Begin Excerpt provided

Just in case anyone out there who has served a mission reads this -- can we bring pictures of home along with us? I really need some pictures of rain so that I will always know that it exists regardless of seeing it.

My mind just went 100% blank, so that's all for now folks...thanks for wasting your time on my blog!

Tuesday, June 15, 2010

The Countdown Begins...

In roughly three weeks, I will no longer be a part of society in the sense that I access computers daily, read the morning news, or check my facebook on a regular basis. I will be in the MTC in Provo, UT. I will be learning how to teach and communicate the message of Jesus Christ in the Spanish language.

I have been asked innumerable times if I am nervous about going on my mission. The answer? Totally nervous. The reason? I will encounter hundreds and hundreds of people every week who grew up speaking Spanish. I, a mere 19-21 year old, who has barely had a legit spanish conversation in my life will be expected to communicate effectively with them. Any other reasons? Sure. I will be very much isolated from the world. This however is not necessarily a bad thing. I will be focused and serving with a purpose. I will have plenty of people back home and there in Arizona supporting me.

End Excerpt provided

» Work to do:
- a) According to the mission blog post, where will the writer be in roughly three weeks?
- b) Write the next part of the mission blog post, starting right after its last sentence.

Begin Collected material

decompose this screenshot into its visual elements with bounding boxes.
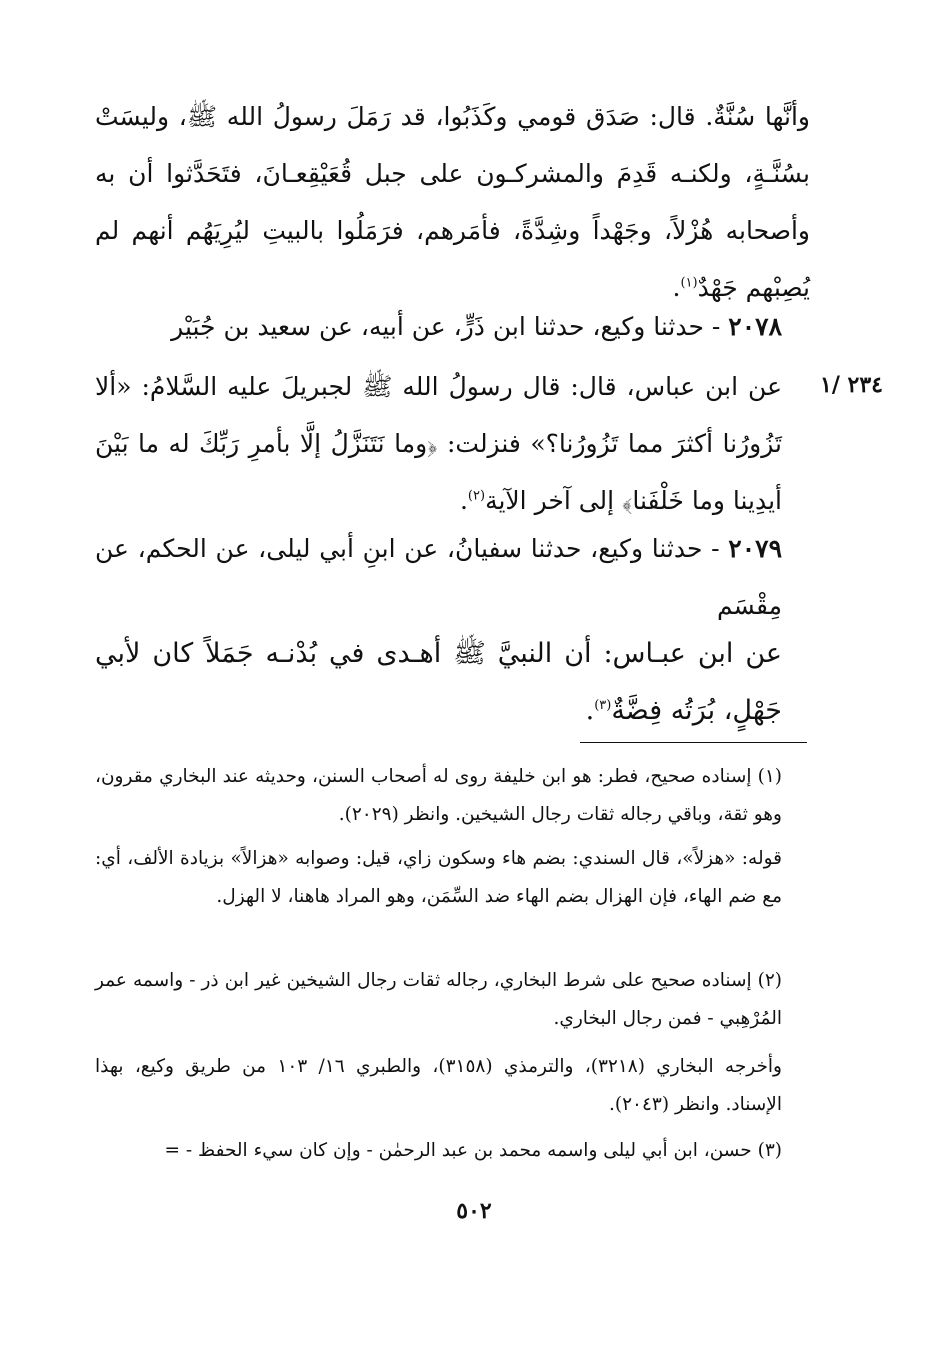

End Collected material

» The replies:
- a) In the MTC in Provo, UT.

- b)
Am I scared? Not at all. I know that I will have the Lord's help over the course of the next two years. I know I will be fine. I know the world will somehow manage to keep on spinning without me being an active user of Facebook and Google. I know that it will be the hardest two years of my life to this point, but I can almost say with 100% surety that it will be the best two years of my life also. I will be teaching love and truth to those I encounter.

Now, this may just end up to be where my rant becomes a bit too philosophical.

Our world is running short on many things. The most important thing that I feel is in short supply is true, unconditional love. A war of some proportion starts somewhere in the world every day. These may be wars of word or wars of weapon. Either way, they are unnecessary and only cause unneeded pain. Too often hate becomes the deciding factor in many situations.

Is it overly idealistic of me to expect hate to be conquered by love around the entire globe? Probably, but I do not care. I am going on a mission to perpetuate a message of God's love for ALL (and this does not exclude anyone, good or evil, black or white) of his children.

While my holistic impact may be small in the end, I still will have made a difference in the lives of many people. I may not turn someone from total corruption to utter perfection. BUT! I know that I can and will make people realize that there is far more good in life than they may have thought.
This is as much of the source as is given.